### What you need to do
Please output the lines shown below exactly as they appear.

### Recorded information
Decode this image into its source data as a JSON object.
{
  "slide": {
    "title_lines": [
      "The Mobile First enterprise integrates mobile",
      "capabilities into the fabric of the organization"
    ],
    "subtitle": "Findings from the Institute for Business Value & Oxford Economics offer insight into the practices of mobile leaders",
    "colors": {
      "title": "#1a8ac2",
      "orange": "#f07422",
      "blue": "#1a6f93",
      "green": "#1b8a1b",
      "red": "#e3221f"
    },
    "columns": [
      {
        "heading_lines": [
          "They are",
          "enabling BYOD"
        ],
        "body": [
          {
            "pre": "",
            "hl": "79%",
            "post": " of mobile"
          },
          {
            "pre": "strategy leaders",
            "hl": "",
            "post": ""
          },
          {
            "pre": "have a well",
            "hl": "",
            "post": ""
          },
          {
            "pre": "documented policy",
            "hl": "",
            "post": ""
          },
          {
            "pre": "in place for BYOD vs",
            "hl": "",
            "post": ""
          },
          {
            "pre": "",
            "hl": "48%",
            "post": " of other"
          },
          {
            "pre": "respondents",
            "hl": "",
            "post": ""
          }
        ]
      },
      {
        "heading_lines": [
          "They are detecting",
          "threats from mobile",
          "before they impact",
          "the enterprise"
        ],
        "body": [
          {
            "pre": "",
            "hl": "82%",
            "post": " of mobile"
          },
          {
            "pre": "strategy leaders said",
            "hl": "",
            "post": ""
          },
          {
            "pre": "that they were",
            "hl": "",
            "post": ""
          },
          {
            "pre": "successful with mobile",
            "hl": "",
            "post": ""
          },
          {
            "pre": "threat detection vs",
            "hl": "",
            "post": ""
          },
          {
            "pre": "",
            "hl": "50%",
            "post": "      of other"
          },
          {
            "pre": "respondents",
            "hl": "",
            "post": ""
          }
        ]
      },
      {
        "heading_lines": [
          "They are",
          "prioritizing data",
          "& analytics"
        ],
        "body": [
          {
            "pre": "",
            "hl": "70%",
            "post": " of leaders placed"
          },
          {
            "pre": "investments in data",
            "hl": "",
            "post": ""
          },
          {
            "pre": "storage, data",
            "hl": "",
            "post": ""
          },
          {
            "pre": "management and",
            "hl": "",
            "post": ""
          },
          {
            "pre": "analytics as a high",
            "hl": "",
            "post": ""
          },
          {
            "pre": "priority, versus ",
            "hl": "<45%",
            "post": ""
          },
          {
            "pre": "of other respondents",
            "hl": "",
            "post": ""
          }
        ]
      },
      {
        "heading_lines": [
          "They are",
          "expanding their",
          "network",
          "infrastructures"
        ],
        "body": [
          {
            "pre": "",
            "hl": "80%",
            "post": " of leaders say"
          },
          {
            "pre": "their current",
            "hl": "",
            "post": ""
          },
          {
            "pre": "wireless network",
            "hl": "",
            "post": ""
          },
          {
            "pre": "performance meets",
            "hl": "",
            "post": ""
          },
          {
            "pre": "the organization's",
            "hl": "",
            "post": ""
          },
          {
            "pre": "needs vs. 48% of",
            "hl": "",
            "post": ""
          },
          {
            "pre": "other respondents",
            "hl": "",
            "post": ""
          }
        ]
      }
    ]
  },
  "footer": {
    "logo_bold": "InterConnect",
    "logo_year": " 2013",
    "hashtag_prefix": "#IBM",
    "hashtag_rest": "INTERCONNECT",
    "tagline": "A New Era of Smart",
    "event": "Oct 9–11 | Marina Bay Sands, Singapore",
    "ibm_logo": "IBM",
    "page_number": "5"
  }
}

### Result for this exercise
Decode this image into its source data as a JSON object.
{
  "slide": {
    "title_lines": [
      "The Mobile First enterprise integrates mobile",
      "capabilities into the fabric of the organization"
    ],
    "subtitle": "Findings from the Institute for Business Value & Oxford Economics offer insight into the practices of mobile leaders",
    "colors": {
      "title": "#1a8ac2",
      "orange": "#f07422",
      "blue": "#1a6f93",
      "green": "#1b8a1b",
      "red": "#e3221f"
    },
    "columns": [
      {
        "heading_lines": [
          "They are",
          "enabling BYOD"
        ],
        "body": [
          {
            "pre": "",
            "hl": "79%",
            "post": " of mobile"
          },
          {
            "pre": "strategy leaders",
            "hl": "",
            "post": ""
          },
          {
            "pre": "have a well",
            "hl": "",
            "post": ""
          },
          {
            "pre": "documented policy",
            "hl": "",
            "post": ""
          },
          {
            "pre": "in place for BYOD vs",
            "hl": "",
            "post": ""
          },
          {
            "pre": "",
            "hl": "48%",
            "post": " of other"
          },
          {
            "pre": "respondents",
            "hl": "",
            "post": ""
          }
        ]
      },
      {
        "heading_lines": [
          "They are detecting",
          "threats from mobile",
          "before they impact",
          "the enterprise"
        ],
        "body": [
          {
            "pre": "",
            "hl": "82%",
            "post": " of mobile"
          },
          {
            "pre": "strategy leaders said",
            "hl": "",
            "post": ""
          },
          {
            "pre": "that they were",
            "hl": "",
            "post": ""
          },
          {
            "pre": "successful with mobile",
            "hl": "",
            "post": ""
          },
          {
            "pre": "threat detection vs",
            "hl": "",
            "post": ""
          },
          {
            "pre": "",
            "hl": "50%",
            "post": "      of other"
          },
          {
            "pre": "respondents",
            "hl": "",
            "post": ""
          }
        ]
      },
      {
        "heading_lines": [
          "They are",
          "prioritizing data",
          "& analytics"
        ],
        "body": [
          {
            "pre": "",
            "hl": "70%",
            "post": " of leaders placed"
          },
          {
            "pre": "investments in data",
            "hl": "",
            "post": ""
          },
          {
            "pre": "storage, data",
            "hl": "",
            "post": ""
          },
          {
            "pre": "management and",
            "hl": "",
            "post": ""
          },
          {
            "pre": "analytics as a high",
            "hl": "",
            "post": ""
          },
          {
            "pre": "priority, versus ",
            "hl": "<45%",
            "post": ""
          },
          {
            "pre": "of other respondents",
            "hl": "",
            "post": ""
          }
        ]
      },
      {
        "heading_lines": [
          "They are",
          "expanding their",
          "network",
          "infrastructures"
        ],
        "body": [
          {
            "pre": "",
            "hl": "80%",
            "post": " of leaders say"
          },
          {
            "pre": "their current",
            "hl": "",
            "post": ""
          },
          {
            "pre": "wireless network",
            "hl": "",
            "post": ""
          },
          {
            "pre": "performance meets",
            "hl": "",
            "post": ""
          },
          {
            "pre": "the organization's",
            "hl": "",
            "post": ""
          },
          {
            "pre": "needs vs. 48% of",
            "hl": "",
            "post": ""
          },
          {
            "pre": "other respondents",
            "hl": "",
            "post": ""
          }
        ]
      }
    ]
  },
  "footer": {
    "logo_bold": "InterConnect",
    "logo_year": " 2013",
    "hashtag_prefix": "#IBM",
    "hashtag_rest": "INTERCONNECT",
    "tagline": "A New Era of Smart",
    "event": "Oct 9–11 | Marina Bay Sands, Singapore",
    "ibm_logo": "IBM",
    "page_number": "5"
  }
}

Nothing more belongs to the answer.